* **Task goal**
Rewrite the rows below with each "swh-value" changed to "wave-height", leaving everything else as it is.

* **Data provided**
- - -

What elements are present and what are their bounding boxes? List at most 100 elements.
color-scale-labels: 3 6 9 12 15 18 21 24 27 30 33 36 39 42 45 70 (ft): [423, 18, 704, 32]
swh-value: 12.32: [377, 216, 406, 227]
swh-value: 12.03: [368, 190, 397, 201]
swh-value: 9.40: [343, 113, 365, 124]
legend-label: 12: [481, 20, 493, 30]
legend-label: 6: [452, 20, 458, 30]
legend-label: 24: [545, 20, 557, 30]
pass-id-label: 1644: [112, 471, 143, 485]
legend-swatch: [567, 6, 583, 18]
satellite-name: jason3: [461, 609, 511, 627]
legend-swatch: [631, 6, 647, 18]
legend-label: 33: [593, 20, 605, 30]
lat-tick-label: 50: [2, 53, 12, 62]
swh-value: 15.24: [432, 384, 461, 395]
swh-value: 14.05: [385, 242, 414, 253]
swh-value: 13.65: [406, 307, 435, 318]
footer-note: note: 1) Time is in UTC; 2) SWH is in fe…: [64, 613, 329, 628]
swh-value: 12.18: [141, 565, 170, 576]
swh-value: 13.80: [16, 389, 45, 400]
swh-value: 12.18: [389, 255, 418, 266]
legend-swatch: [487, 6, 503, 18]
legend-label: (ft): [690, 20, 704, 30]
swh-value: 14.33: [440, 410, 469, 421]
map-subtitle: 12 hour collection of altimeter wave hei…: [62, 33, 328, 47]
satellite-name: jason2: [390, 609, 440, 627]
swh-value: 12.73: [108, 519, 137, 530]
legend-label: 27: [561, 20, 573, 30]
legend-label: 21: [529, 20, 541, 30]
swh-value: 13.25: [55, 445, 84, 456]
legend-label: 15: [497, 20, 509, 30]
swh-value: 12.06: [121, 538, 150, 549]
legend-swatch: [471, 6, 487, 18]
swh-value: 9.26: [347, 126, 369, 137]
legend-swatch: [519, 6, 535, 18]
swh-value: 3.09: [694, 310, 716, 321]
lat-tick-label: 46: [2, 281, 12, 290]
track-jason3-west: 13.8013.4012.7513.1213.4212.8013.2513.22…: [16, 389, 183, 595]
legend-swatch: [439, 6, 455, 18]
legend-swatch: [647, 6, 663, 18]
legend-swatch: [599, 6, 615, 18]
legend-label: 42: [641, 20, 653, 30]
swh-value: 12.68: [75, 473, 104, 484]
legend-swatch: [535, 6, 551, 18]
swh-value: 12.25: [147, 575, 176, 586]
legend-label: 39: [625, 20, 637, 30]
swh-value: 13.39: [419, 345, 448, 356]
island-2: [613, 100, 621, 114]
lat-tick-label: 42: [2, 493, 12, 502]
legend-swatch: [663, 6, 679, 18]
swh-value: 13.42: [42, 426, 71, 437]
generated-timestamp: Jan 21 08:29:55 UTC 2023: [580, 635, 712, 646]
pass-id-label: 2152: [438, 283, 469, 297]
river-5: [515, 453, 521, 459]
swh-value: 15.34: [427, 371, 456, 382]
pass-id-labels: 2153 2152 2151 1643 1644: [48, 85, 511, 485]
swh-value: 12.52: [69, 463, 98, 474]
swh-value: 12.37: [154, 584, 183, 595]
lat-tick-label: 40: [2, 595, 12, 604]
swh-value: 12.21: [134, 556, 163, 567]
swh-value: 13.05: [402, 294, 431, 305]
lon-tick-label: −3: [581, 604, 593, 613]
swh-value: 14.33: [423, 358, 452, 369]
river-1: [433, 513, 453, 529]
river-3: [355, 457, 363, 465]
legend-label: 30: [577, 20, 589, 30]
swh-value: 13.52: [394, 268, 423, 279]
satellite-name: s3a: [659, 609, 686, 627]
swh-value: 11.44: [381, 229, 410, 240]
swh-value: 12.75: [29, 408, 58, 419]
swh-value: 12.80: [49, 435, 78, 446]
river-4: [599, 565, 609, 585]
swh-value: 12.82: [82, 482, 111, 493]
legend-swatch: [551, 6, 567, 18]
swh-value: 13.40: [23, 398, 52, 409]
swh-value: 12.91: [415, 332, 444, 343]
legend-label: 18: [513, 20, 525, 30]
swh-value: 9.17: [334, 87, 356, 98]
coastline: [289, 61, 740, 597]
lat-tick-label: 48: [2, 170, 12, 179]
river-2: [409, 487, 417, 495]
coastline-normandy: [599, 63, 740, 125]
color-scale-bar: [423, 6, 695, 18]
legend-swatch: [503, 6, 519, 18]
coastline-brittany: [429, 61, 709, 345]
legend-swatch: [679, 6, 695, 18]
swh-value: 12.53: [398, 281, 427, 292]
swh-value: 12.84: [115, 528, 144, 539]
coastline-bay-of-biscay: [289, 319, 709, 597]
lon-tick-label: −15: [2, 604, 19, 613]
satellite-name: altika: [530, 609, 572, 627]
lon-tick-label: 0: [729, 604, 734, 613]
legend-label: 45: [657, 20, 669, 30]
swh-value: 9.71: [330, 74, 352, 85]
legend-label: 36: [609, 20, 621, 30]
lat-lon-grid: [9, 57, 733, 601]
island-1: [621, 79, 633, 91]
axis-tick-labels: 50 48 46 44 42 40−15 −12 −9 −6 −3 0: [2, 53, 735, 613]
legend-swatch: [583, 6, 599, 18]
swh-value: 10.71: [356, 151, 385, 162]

- - -

* **Answer below**
What elements are present and what are their bounding boxes? List at most 100 elements.
color-scale-labels: 3 6 9 12 15 18 21 24 27 30 33 36 39 42 45 70 (ft): [423, 18, 704, 32]
wave-height: 12.32: [377, 216, 406, 227]
wave-height: 12.03: [368, 190, 397, 201]
wave-height: 9.40: [343, 113, 365, 124]
legend-label: 12: [481, 20, 493, 30]
legend-label: 6: [452, 20, 458, 30]
legend-label: 24: [545, 20, 557, 30]
pass-id-label: 1644: [112, 471, 143, 485]
legend-swatch: [567, 6, 583, 18]
satellite-name: jason3: [461, 609, 511, 627]
legend-swatch: [631, 6, 647, 18]
legend-label: 33: [593, 20, 605, 30]
lat-tick-label: 50: [2, 53, 12, 62]
wave-height: 15.24: [432, 384, 461, 395]
wave-height: 14.05: [385, 242, 414, 253]
wave-height: 13.65: [406, 307, 435, 318]
footer-note: note: 1) Time is in UTC; 2) SWH is in fe…: [64, 613, 329, 628]
wave-height: 12.18: [141, 565, 170, 576]
wave-height: 13.80: [16, 389, 45, 400]
wave-height: 12.18: [389, 255, 418, 266]
legend-swatch: [487, 6, 503, 18]
legend-label: (ft): [690, 20, 704, 30]
wave-height: 14.33: [440, 410, 469, 421]
map-subtitle: 12 hour collection of altimeter wave hei…: [62, 33, 328, 47]
satellite-name: jason2: [390, 609, 440, 627]
wave-height: 12.73: [108, 519, 137, 530]
legend-label: 27: [561, 20, 573, 30]
legend-label: 21: [529, 20, 541, 30]
wave-height: 13.25: [55, 445, 84, 456]
legend-label: 15: [497, 20, 509, 30]
wave-height: 12.06: [121, 538, 150, 549]
legend-swatch: [471, 6, 487, 18]
wave-height: 9.26: [347, 126, 369, 137]
legend-swatch: [519, 6, 535, 18]
wave-height: 3.09: [694, 310, 716, 321]
lat-tick-label: 46: [2, 281, 12, 290]
track-jason3-west: 13.8013.4012.7513.1213.4212.8013.2513.22…: [16, 389, 183, 595]
legend-swatch: [439, 6, 455, 18]
legend-swatch: [647, 6, 663, 18]
legend-swatch: [599, 6, 615, 18]
legend-label: 42: [641, 20, 653, 30]
wave-height: 12.68: [75, 473, 104, 484]
legend-swatch: [535, 6, 551, 18]
wave-height: 12.25: [147, 575, 176, 586]
legend-label: 39: [625, 20, 637, 30]
wave-height: 13.39: [419, 345, 448, 356]
island-2: [613, 100, 621, 114]
lat-tick-label: 42: [2, 493, 12, 502]
legend-swatch: [663, 6, 679, 18]
wave-height: 13.42: [42, 426, 71, 437]
generated-timestamp: Jan 21 08:29:55 UTC 2023: [580, 635, 712, 646]
pass-id-label: 2152: [438, 283, 469, 297]
river-5: [515, 453, 521, 459]
wave-height: 15.34: [427, 371, 456, 382]
pass-id-labels: 2153 2152 2151 1643 1644: [48, 85, 511, 485]
wave-height: 12.52: [69, 463, 98, 474]
wave-height: 12.37: [154, 584, 183, 595]
lat-tick-label: 40: [2, 595, 12, 604]
wave-height: 12.21: [134, 556, 163, 567]
wave-height: 13.05: [402, 294, 431, 305]
lon-tick-label: −3: [581, 604, 593, 613]
wave-height: 14.33: [423, 358, 452, 369]
river-1: [433, 513, 453, 529]
river-3: [355, 457, 363, 465]
legend-label: 30: [577, 20, 589, 30]
wave-height: 13.52: [394, 268, 423, 279]
satellite-name: s3a: [659, 609, 686, 627]
wave-height: 11.44: [381, 229, 410, 240]
wave-height: 12.75: [29, 408, 58, 419]
wave-height: 12.80: [49, 435, 78, 446]
river-4: [599, 565, 609, 585]
wave-height: 12.82: [82, 482, 111, 493]
legend-swatch: [551, 6, 567, 18]
wave-height: 13.40: [23, 398, 52, 409]
wave-height: 12.91: [415, 332, 444, 343]
legend-label: 18: [513, 20, 525, 30]
wave-height: 9.17: [334, 87, 356, 98]
coastline: [289, 61, 740, 597]
lat-tick-label: 48: [2, 170, 12, 179]
river-2: [409, 487, 417, 495]
coastline-normandy: [599, 63, 740, 125]
color-scale-bar: [423, 6, 695, 18]
legend-swatch: [503, 6, 519, 18]
coastline-brittany: [429, 61, 709, 345]
legend-swatch: [679, 6, 695, 18]
wave-height: 12.53: [398, 281, 427, 292]
wave-height: 12.84: [115, 528, 144, 539]
coastline-bay-of-biscay: [289, 319, 709, 597]
lon-tick-label: −15: [2, 604, 19, 613]
satellite-name: altika: [530, 609, 572, 627]
lon-tick-label: 0: [729, 604, 734, 613]
legend-label: 45: [657, 20, 669, 30]
wave-height: 9.71: [330, 74, 352, 85]
legend-label: 36: [609, 20, 621, 30]
lat-lon-grid: [9, 57, 733, 601]
island-1: [621, 79, 633, 91]
axis-tick-labels: 50 48 46 44 42 40−15 −12 −9 −6 −3 0: [2, 53, 735, 613]
legend-swatch: [583, 6, 599, 18]
wave-height: 10.71: [356, 151, 385, 162]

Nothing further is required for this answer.